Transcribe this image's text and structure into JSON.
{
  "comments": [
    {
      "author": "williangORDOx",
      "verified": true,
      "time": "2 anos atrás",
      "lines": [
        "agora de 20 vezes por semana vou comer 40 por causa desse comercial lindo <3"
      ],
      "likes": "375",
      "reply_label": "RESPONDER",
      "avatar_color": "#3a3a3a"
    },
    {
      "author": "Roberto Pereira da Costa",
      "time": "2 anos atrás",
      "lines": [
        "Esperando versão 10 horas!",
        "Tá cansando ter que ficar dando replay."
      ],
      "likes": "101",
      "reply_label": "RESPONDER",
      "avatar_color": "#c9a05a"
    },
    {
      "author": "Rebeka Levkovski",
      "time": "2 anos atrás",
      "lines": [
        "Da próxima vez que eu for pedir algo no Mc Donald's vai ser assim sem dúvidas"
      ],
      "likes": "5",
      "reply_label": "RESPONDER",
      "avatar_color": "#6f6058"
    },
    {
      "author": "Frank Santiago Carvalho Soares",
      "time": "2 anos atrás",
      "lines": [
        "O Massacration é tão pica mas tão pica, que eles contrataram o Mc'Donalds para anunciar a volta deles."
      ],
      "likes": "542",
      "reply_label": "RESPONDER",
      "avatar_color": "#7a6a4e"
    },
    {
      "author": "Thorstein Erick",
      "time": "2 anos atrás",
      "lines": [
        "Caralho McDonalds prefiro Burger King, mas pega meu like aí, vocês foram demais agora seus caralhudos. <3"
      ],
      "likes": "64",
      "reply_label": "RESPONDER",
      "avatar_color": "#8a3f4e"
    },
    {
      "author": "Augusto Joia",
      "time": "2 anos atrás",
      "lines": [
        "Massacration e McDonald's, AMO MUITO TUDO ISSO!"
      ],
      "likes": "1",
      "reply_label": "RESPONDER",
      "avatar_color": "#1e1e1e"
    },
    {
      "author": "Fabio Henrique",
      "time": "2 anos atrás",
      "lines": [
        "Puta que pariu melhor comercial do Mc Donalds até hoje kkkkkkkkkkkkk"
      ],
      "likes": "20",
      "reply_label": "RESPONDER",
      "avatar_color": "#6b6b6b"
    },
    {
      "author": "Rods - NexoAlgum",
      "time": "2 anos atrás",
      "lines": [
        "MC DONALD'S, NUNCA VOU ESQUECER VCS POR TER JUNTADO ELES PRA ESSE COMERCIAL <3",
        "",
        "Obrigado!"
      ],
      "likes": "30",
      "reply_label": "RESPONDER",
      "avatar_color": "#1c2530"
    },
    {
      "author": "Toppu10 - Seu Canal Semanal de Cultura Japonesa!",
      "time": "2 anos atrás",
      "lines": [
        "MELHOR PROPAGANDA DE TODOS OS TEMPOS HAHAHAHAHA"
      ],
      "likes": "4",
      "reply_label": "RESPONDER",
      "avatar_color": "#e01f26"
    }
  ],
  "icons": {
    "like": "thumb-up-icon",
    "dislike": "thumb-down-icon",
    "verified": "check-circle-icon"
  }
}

-----

**Short exercise:** Repeat the material from above exactly, word for word.

**Response:**
Transcribe this image's text and structure into JSON.
{
  "comments": [
    {
      "author": "williangORDOx",
      "verified": true,
      "time": "2 anos atrás",
      "lines": [
        "agora de 20 vezes por semana vou comer 40 por causa desse comercial lindo <3"
      ],
      "likes": "375",
      "reply_label": "RESPONDER",
      "avatar_color": "#3a3a3a"
    },
    {
      "author": "Roberto Pereira da Costa",
      "time": "2 anos atrás",
      "lines": [
        "Esperando versão 10 horas!",
        "Tá cansando ter que ficar dando replay."
      ],
      "likes": "101",
      "reply_label": "RESPONDER",
      "avatar_color": "#c9a05a"
    },
    {
      "author": "Rebeka Levkovski",
      "time": "2 anos atrás",
      "lines": [
        "Da próxima vez que eu for pedir algo no Mc Donald's vai ser assim sem dúvidas"
      ],
      "likes": "5",
      "reply_label": "RESPONDER",
      "avatar_color": "#6f6058"
    },
    {
      "author": "Frank Santiago Carvalho Soares",
      "time": "2 anos atrás",
      "lines": [
        "O Massacration é tão pica mas tão pica, que eles contrataram o Mc'Donalds para anunciar a volta deles."
      ],
      "likes": "542",
      "reply_label": "RESPONDER",
      "avatar_color": "#7a6a4e"
    },
    {
      "author": "Thorstein Erick",
      "time": "2 anos atrás",
      "lines": [
        "Caralho McDonalds prefiro Burger King, mas pega meu like aí, vocês foram demais agora seus caralhudos. <3"
      ],
      "likes": "64",
      "reply_label": "RESPONDER",
      "avatar_color": "#8a3f4e"
    },
    {
      "author": "Augusto Joia",
      "time": "2 anos atrás",
      "lines": [
        "Massacration e McDonald's, AMO MUITO TUDO ISSO!"
      ],
      "likes": "1",
      "reply_label": "RESPONDER",
      "avatar_color": "#1e1e1e"
    },
    {
      "author": "Fabio Henrique",
      "time": "2 anos atrás",
      "lines": [
        "Puta que pariu melhor comercial do Mc Donalds até hoje kkkkkkkkkkkkk"
      ],
      "likes": "20",
      "reply_label": "RESPONDER",
      "avatar_color": "#6b6b6b"
    },
    {
      "author": "Rods - NexoAlgum",
      "time": "2 anos atrás",
      "lines": [
        "MC DONALD'S, NUNCA VOU ESQUECER VCS POR TER JUNTADO ELES PRA ESSE COMERCIAL <3",
        "",
        "Obrigado!"
      ],
      "likes": "30",
      "reply_label": "RESPONDER",
      "avatar_color": "#1c2530"
    },
    {
      "author": "Toppu10 - Seu Canal Semanal de Cultura Japonesa!",
      "time": "2 anos atrás",
      "lines": [
        "MELHOR PROPAGANDA DE TODOS OS TEMPOS HAHAHAHAHA"
      ],
      "likes": "4",
      "reply_label": "RESPONDER",
      "avatar_color": "#e01f26"
    }
  ],
  "icons": {
    "like": "thumb-up-icon",
    "dislike": "thumb-down-icon",
    "verified": "check-circle-icon"
  }
}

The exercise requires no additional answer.